### DATA TO USE ###

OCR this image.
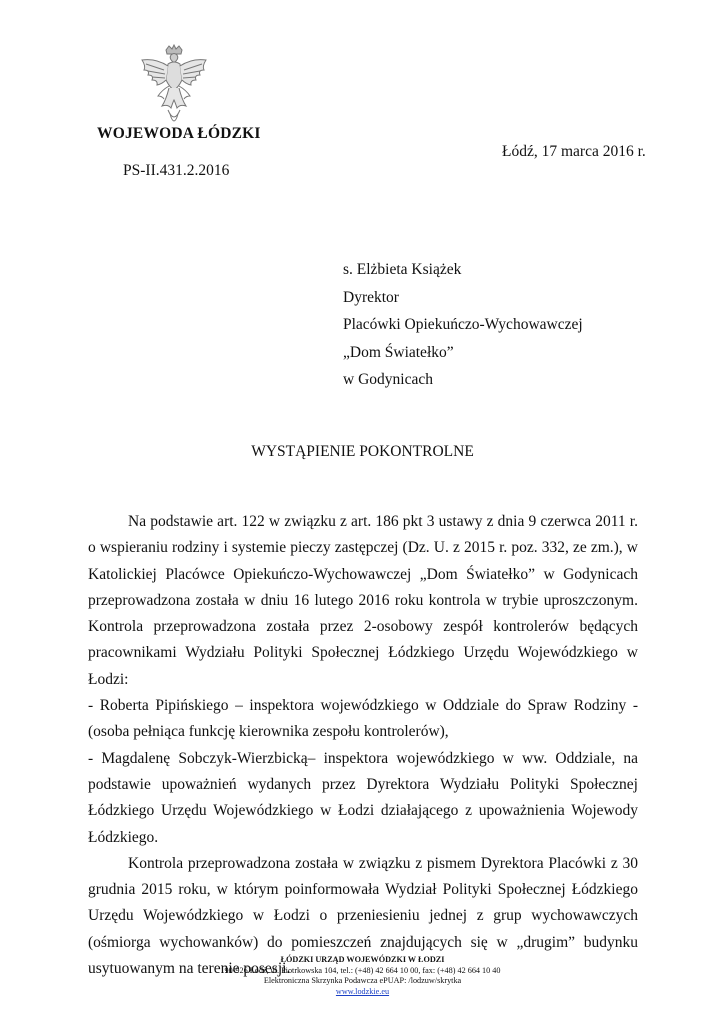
WOJEWODA ŁÓDZKI
Łódź, 17 marca 2016 r.
PS-II.431.2.2016
s. Elżbieta Książek
Dyrektor
Placówki Opiekuńczo-Wychowawczej
„Dom Światełko”
w Godynicach
WYSTĄPIENIE POKONTROLNE

Na podstawie art. 122 w związku z art. 186 pkt 3 ustawy z dnia 9 czerwca 2011 r. o wspieraniu rodziny i systemie pieczy zastępczej (Dz. U. z 2015 r. poz. 332, ze zm.), w Katolickiej Placówce Opiekuńczo-Wychowawczej „Dom Światełko” w Godynicach przeprowadzona została w dniu 16 lutego 2016 roku kontrola w trybie uproszczonym. Kontrola przeprowadzona została przez 2-osobowy zespół kontrolerów będących pracownikami Wydziału Polityki Społecznej Łódzkiego Urzędu Wojewódzkiego w Łodzi:

- Roberta Pipińskiego – inspektora wojewódzkiego w Oddziale do Spraw Rodziny - (osoba pełniąca funkcję kierownika zespołu kontrolerów),

- Magdalenę Sobczyk-Wierzbicką– inspektora wojewódzkiego w ww. Oddziale, na podstawie upoważnień wydanych przez Dyrektora Wydziału Polityki Społecznej Łódzkiego Urzędu Wojewódzkiego w Łodzi działającego z upoważnienia Wojewody Łódzkiego.

Kontrola przeprowadzona została w związku z pismem Dyrektora Placówki z 30 grudnia 2015 roku, w którym poinformowała Wydział Polityki Społecznej Łódzkiego Urzędu Wojewódzkiego w Łodzi o przeniesieniu jednej z grup wychowawczych (ośmiorga wychowanków) do pomieszczeń znajdujących się w „drugim” budynku usytuowanym na terenie posesji.

ŁÓDZKI URZĄD WOJEWÓDZKI W ŁODZI
90-926 Łódź, ul. Piotrkowska 104, tel.: (+48) 42 664 10 00, fax: (+48) 42 664 10 40
Elektroniczna Skrzynka Podawcza ePUAP: /lodzuw/skrytka
www.lodzkie.eu
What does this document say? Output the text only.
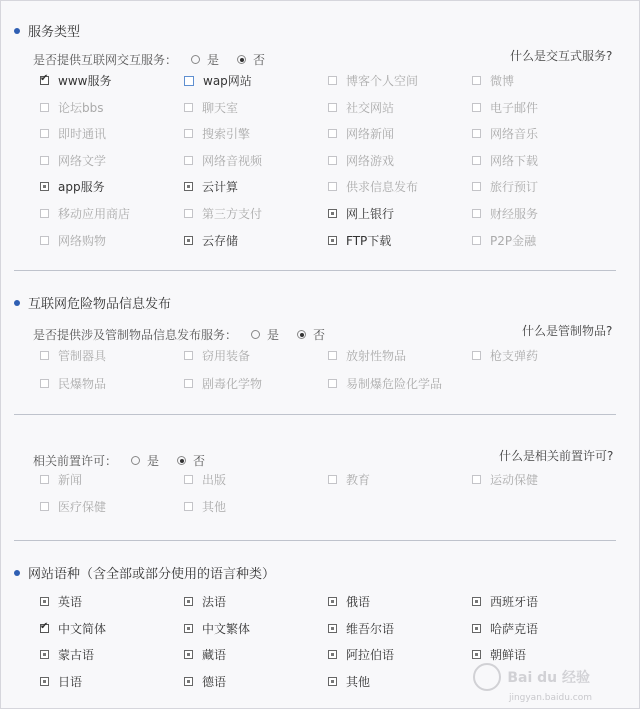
服务类型
是否提供互联网交互服务：	是	否	什么是交互式服务?
✔
www服务	wap网站	博客个人空间	微博
论坛bbs	聊天室	社交网站	电子邮件
即时通讯	搜索引擎	网络新闻	网络音乐
网络文学	网络音视频	网络游戏	网络下载
app服务	云计算	供求信息发布	旅行预订
移动应用商店	第三方支付	网上银行	财经服务
网络购物	云存储	FTP下载	P2P金融
互联网危险物品信息发布
是否提供涉及管制物品信息发布服务：	是	否	什么是管制物品?
管制器具	窃用装备	放射性物品	枪支弹药
民爆物品	剧毒化学物	易制爆危险化学品
相关前置许可：	是	否	什么是相关前置许可?
新闻	出版	教育	运动保健
医疗保健	其他
网站语种（含全部或部分使用的语言种类）
英语	法语	俄语	西班牙语
✔
中文简体	中文繁体	维吾尔语	哈萨克语
蒙古语	藏语	阿拉伯语	朝鲜语
日语	德语	其他	Bai du 经验
jingyan.baidu.com
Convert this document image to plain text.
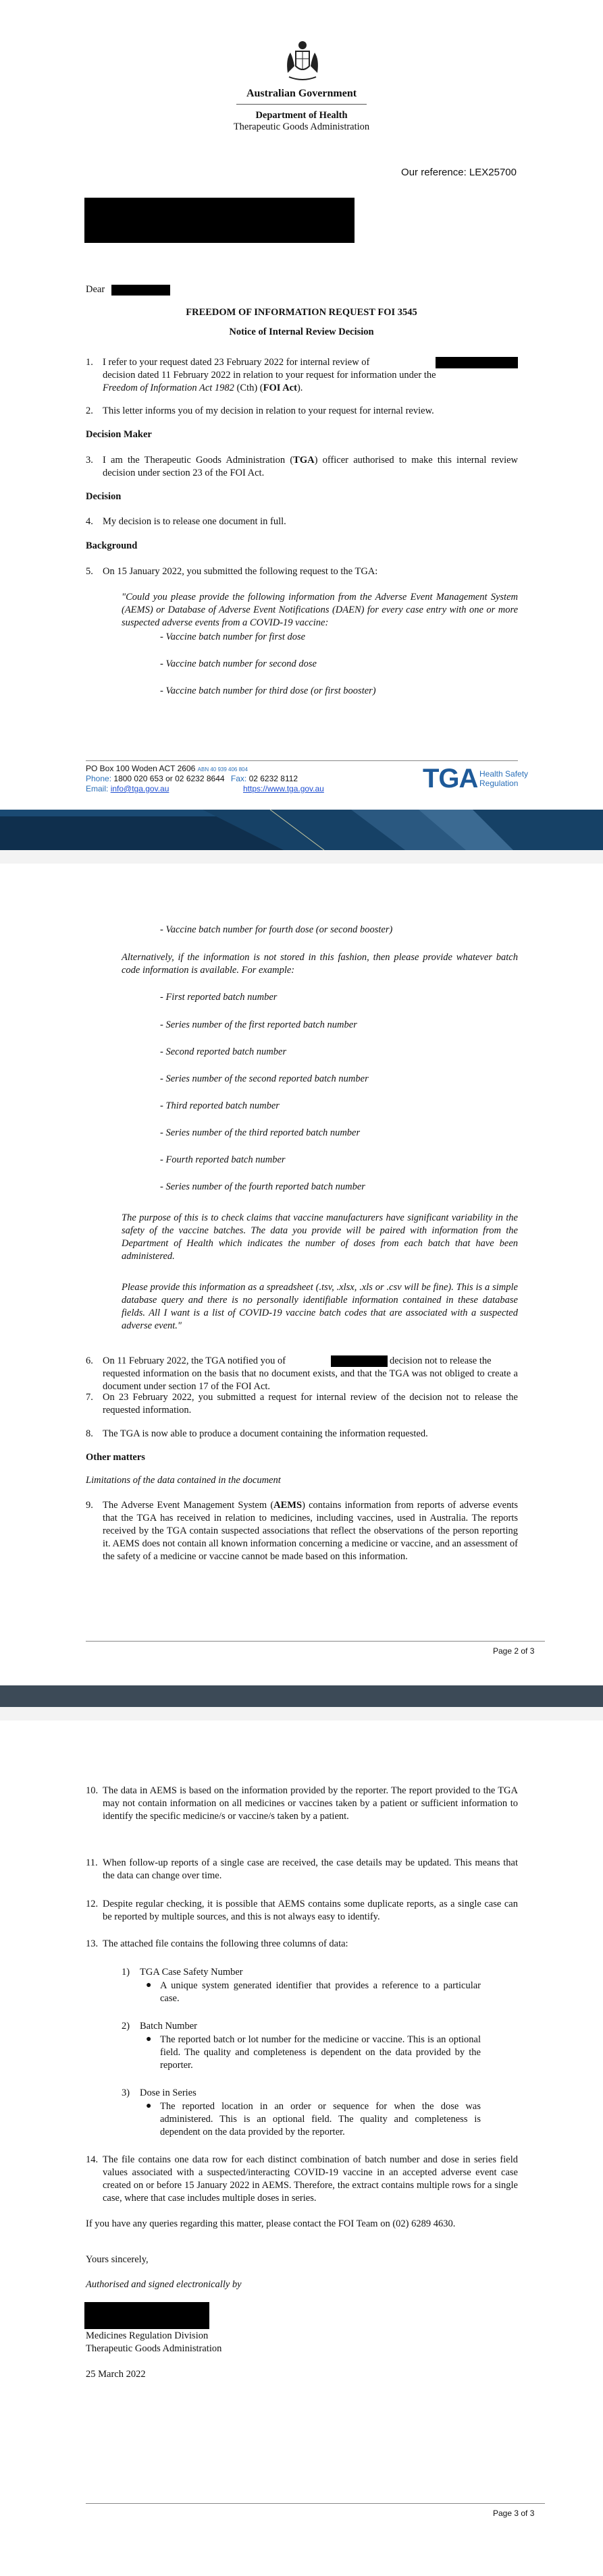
Australian Government
Department of Health
Therapeutic Goods Administration
Our reference: LEX25700
Dear
FREEDOM OF INFORMATION REQUEST FOI 3545
Notice of Internal Review Decision
1. I refer to your request dated 23 February 2022 for internal review of
decision dated 11 February 2022 in relation to your request for information under the
Freedom of Information Act 1982 (Cth) (FOI Act).
2. This letter informs you of my decision in relation to your request for internal review.
Decision Maker
3. I am the Therapeutic Goods Administration (TGA) officer authorised to make this internal review decision under section 23 of the FOI Act.
Decision
4. My decision is to release one document in full.
Background
5. On 15 January 2022, you submitted the following request to the TGA:
"Could you please provide the following information from the Adverse Event Management System (AEMS) or Database of Adverse Event Notifications (DAEN) for every case entry with one or more suspected adverse events from a COVID-19 vaccine:
- Vaccine batch number for first dose
- Vaccine batch number for second dose
- Vaccine batch number for third dose (or first booster)
PO Box 100 Woden ACT 2606 ABN 40 939 406 804
Phone: 1800 020 653 or 02 6232 8644 Fax: 02 6232 8112
Email: info@tga.gov.au	https://www.tga.gov.au	TGA Health Safety
Regulation
- Vaccine batch number for fourth dose (or second booster)
Alternatively, if the information is not stored in this fashion, then please provide whatever batch code information is available. For example:
- First reported batch number
- Series number of the first reported batch number
- Second reported batch number
- Series number of the second reported batch number
- Third reported batch number
- Series number of the third reported batch number
- Fourth reported batch number
- Series number of the fourth reported batch number
The purpose of this is to check claims that vaccine manufacturers have significant variability in the safety of the vaccine batches. The data you provide will be paired with information from the Department of Health which indicates the number of doses from each batch that have been administered.
Please provide this information as a spreadsheet (.tsv, .xlsx, .xls or .csv will be fine). This is a simple database query and there is no personally identifiable information contained in these database fields. All I want is a list of COVID-19 vaccine batch codes that are associated with a suspected adverse event."
6. On 11 February 2022, the TGA notified you of	decision not to release the
requested information on the basis that no document exists, and that the TGA was not obliged to create a document under section 17 of the FOI Act.
7. On 23 February 2022, you submitted a request for internal review of the decision not to release the requested information.
8. The TGA is now able to produce a document containing the information requested.
Other matters
Limitations of the data contained in the document
9. The Adverse Event Management System (AEMS) contains information from reports of adverse events that the TGA has received in relation to medicines, including vaccines, used in Australia. The reports received by the TGA contain suspected associations that reflect the observations of the person reporting it. AEMS does not contain all known information concerning a medicine or vaccine, and an assessment of the safety of a medicine or vaccine cannot be made based on this information.
Page 2 of 3
10. The data in AEMS is based on the information provided by the reporter. The report provided to the TGA may not contain information on all medicines or vaccines taken by a patient or sufficient information to identify the specific medicine/s or vaccine/s taken by a patient.
11. When follow-up reports of a single case are received, the case details may be updated. This means that the data can change over time.
12. Despite regular checking, it is possible that AEMS contains some duplicate reports, as a single case can be reported by multiple sources, and this is not always easy to identify.
13. The attached file contains the following three columns of data:
1) TGA Case Safety Number
● A unique system generated identifier that provides a reference to a particular case.
2) Batch Number
● The reported batch or lot number for the medicine or vaccine. This is an optional field. The quality and completeness is dependent on the data provided by the reporter.
3) Dose in Series
● The reported location in an order or sequence for when the dose was administered. This is an optional field. The quality and completeness is dependent on the data provided by the reporter.
14. The file contains one data row for each distinct combination of batch number and dose in series field values associated with a suspected/interacting COVID-19 vaccine in an accepted adverse event case created on or before 15 January 2022 in AEMS. Therefore, the extract contains multiple rows for a single case, where that case includes multiple doses in series.
If you have any queries regarding this matter, please contact the FOI Team on (02) 6289 4630.
Yours sincerely,
Authorised and signed electronically by
Medicines Regulation Division
Therapeutic Goods Administration
25 March 2022
Page 3 of 3
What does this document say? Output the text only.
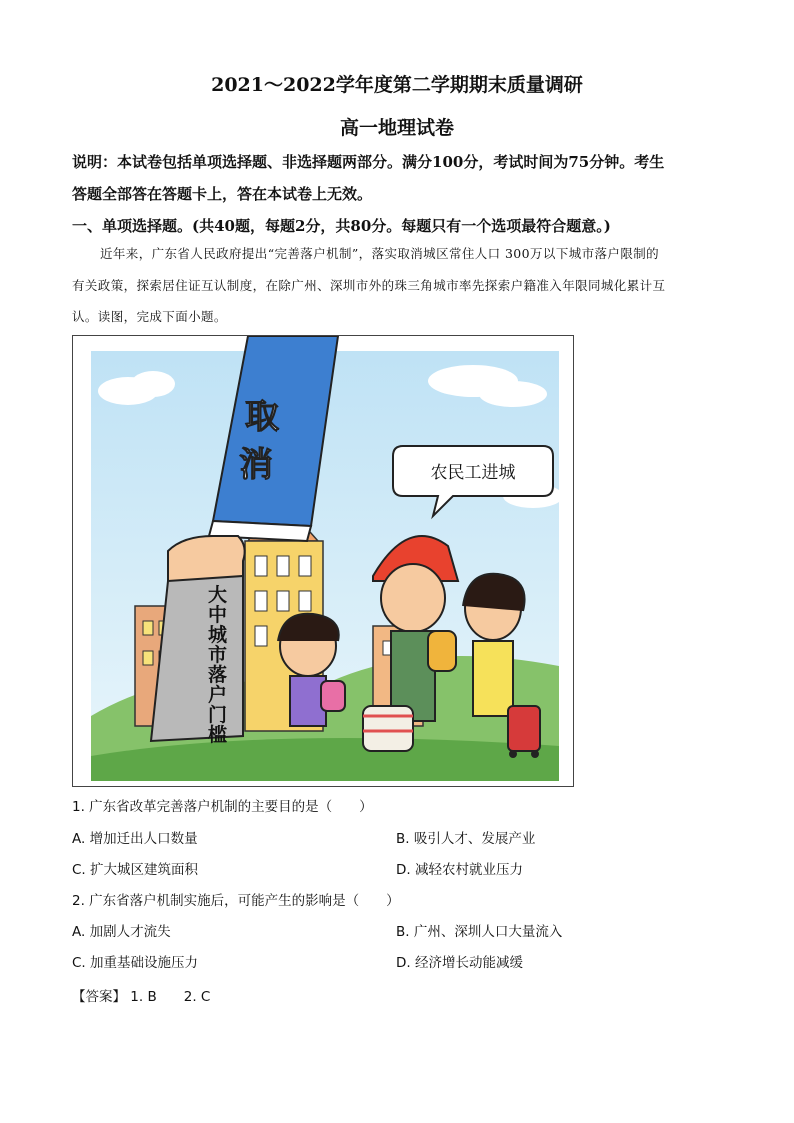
2021～2022学年度第二学期期末质量调研
高一地理试卷
说明：本试卷包括单项选择题、非选择题两部分。满分100分，考试时间为75分钟。考生
答题全部答在答题卡上，答在本试卷上无效。
一、单项选择题。(共40题，每题2分，共80分。每题只有一个选项最符合题意。)
近年来，广东省人民政府提出“完善落户机制”，落实取消城区常住人口 300万以下城市落户限制的
有关政策，探索居住证互认制度，在除广州、深圳市外的珠三角城市率先探索户籍准入年限同城化累计互
认。读图，完成下面小题。
取
消
大 中 城 市 落 户 门 槛
农民工进城
1. 广东省改革完善落户机制的主要目的是（　　）
A. 增加迁出人口数量	B. 吸引人才、发展产业
C. 扩大城区建筑面积	D. 减轻农村就业压力
2. 广东省落户机制实施后，可能产生的影响是（　　）
A. 加剧人才流失	B. 广州、深圳人口大量流入
C. 加重基础设施压力	D. 经济增长动能减缓
【答案】 1. B　　2. C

###

Give only the number of lines that include the word "associated".

■ **RESPONSE TO THE TASK**:
2